→ WRITTEN INSTRUCTION:
Keep only the lines of the data below that contain "July", and copy them.

+++ DATA TO USE +++

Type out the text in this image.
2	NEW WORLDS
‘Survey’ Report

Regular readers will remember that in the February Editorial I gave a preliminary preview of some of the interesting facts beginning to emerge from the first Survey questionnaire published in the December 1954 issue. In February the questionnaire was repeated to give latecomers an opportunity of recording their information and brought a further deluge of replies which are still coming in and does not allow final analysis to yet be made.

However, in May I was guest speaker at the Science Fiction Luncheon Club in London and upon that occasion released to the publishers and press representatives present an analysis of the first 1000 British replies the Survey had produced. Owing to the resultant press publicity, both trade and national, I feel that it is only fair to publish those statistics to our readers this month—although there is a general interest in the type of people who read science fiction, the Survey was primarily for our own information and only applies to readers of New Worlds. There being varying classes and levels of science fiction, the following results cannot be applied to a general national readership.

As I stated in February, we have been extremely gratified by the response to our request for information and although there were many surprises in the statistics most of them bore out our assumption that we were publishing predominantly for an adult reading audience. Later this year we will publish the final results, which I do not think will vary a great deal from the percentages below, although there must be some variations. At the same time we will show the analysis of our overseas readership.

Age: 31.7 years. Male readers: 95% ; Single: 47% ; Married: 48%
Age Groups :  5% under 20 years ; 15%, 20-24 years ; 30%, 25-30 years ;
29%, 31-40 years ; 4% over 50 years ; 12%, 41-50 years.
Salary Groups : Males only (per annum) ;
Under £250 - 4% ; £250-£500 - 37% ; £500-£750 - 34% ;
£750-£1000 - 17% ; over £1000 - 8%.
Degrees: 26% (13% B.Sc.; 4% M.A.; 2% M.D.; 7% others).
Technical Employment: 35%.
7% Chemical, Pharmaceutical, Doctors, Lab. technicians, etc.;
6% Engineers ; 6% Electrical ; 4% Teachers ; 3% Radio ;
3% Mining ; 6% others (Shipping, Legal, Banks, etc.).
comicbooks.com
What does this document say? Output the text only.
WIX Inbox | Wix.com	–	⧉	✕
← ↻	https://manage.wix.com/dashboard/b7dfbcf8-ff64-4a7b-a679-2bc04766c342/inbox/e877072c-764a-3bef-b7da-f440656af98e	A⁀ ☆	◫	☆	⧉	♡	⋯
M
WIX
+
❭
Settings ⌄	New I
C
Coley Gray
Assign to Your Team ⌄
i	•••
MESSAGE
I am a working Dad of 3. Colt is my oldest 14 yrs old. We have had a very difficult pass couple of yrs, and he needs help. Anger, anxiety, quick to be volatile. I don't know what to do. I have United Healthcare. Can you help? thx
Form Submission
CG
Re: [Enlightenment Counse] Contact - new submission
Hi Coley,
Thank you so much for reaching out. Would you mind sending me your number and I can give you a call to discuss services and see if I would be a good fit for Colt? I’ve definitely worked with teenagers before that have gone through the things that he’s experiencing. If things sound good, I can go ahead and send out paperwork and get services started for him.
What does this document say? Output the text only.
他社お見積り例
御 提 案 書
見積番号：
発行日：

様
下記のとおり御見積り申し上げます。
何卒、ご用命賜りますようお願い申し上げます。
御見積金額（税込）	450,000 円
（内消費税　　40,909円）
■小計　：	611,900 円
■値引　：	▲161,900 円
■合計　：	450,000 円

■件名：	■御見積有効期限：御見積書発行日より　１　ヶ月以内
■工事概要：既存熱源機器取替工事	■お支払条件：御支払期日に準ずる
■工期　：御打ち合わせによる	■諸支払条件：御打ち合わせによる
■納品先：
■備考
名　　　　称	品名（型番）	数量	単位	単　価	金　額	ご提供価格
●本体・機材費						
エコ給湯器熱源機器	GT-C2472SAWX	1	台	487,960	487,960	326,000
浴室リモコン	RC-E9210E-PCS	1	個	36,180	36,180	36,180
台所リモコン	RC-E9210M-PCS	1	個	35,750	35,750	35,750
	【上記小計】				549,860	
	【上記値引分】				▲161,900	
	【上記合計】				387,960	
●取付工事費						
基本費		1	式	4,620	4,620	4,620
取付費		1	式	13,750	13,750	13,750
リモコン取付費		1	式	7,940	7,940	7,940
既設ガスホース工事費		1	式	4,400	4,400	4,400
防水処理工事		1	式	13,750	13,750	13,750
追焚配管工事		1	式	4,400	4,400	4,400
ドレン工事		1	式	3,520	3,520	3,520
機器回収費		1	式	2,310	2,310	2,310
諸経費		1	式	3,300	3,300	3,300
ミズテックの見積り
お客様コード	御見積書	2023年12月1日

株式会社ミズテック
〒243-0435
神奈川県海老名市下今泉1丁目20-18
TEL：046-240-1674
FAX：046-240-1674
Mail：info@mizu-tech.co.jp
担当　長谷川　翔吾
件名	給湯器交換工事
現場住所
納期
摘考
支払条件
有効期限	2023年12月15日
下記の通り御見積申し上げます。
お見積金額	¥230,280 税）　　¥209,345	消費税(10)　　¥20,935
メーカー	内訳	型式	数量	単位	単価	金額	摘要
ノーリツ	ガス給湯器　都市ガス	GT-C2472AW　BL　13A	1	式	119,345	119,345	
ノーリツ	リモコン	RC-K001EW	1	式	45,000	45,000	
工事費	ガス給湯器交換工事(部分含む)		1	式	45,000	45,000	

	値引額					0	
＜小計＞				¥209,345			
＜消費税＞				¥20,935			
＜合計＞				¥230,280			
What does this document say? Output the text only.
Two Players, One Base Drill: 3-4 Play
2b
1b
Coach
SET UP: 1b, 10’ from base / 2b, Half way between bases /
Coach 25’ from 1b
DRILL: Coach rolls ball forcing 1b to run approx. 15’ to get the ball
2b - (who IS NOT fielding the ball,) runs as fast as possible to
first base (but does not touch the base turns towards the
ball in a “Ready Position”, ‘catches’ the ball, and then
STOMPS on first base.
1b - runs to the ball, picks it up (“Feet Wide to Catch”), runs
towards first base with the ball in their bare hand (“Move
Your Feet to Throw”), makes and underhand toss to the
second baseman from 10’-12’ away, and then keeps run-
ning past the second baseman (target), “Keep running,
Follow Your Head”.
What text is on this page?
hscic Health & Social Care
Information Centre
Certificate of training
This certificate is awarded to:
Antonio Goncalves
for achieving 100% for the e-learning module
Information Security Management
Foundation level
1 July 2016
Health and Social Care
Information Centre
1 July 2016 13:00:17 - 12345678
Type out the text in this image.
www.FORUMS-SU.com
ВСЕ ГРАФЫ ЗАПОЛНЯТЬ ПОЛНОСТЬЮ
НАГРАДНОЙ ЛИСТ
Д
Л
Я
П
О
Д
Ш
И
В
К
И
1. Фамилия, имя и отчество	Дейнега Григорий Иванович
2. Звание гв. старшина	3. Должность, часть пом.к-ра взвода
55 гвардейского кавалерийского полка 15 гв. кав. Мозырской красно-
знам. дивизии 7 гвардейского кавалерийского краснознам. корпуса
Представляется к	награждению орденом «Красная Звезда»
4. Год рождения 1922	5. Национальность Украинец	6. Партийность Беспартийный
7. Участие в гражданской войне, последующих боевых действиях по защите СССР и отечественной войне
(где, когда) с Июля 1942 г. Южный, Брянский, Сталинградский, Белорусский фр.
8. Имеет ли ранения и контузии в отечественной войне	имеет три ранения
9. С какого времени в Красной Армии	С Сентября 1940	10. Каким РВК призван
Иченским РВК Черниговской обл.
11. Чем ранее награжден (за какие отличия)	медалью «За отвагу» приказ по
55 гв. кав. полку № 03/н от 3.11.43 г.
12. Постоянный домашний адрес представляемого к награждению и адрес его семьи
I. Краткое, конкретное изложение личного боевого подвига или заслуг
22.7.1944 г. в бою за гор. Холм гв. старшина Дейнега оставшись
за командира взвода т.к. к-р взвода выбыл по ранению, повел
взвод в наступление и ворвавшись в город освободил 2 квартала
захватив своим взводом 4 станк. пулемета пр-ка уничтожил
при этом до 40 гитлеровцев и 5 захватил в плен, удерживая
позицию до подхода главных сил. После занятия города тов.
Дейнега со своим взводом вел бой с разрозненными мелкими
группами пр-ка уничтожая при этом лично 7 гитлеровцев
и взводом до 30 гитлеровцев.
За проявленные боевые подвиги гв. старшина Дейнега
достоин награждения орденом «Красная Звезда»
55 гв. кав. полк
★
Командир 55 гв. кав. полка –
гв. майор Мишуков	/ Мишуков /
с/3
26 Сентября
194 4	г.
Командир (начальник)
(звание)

+++

→ RESPONSE:
1 July 2016
1 July 2016 13:00:17 - 12345678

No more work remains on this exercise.